**Entries:**
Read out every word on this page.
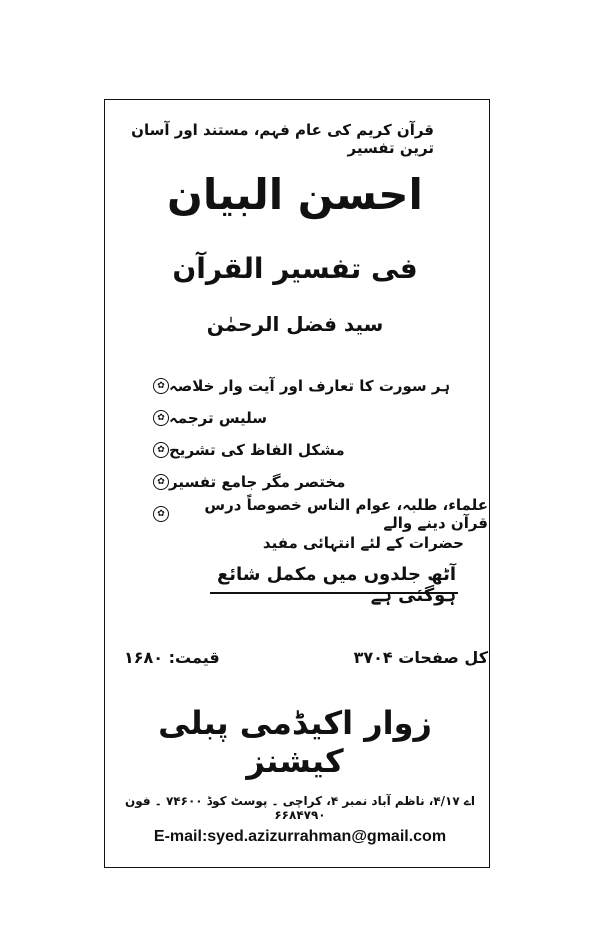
قرآن کریم کی عام فہم، مستند اور آسان ترین تفسیر
احسن البیان
فی تفسیر القرآن
سید فضل الرحمٰن
✿ ہر سورت کا تعارف اور آیت وار خلاصہ
✿ سلیس ترجمہ
✿ مشکل الفاظ کی تشریح
✿ مختصر مگر جامع تفسیر
✿	علماء، طلبہ، عوام الناس خصوصاً درس قرآن دینے والے
حضرات کے لئے انتہائی مفید
آٹھ جلدوں میں مکمل شائع ہوگئی ہے
کل صفحات ۳۷۰۴
قیمت: ۱۶۸۰
زوار اکیڈمی پبلی کیشنز
اے ۴/۱۷، ناظم آباد نمبر ۴، کراچی ۔ پوسٹ کوڈ ۷۴۶۰۰ ۔ فون ۶۶۸۴۷۹۰
E-mail:syed.azizurrahman@gmail.com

**Problem to solve:** Reproduce each line from the records that contains the word "تفسیر".

**Result of the task:**
قرآن کریم کی عام فہم، مستند اور آسان ترین تفسیر
فی تفسیر القرآن
✿ مختصر مگر جامع تفسیر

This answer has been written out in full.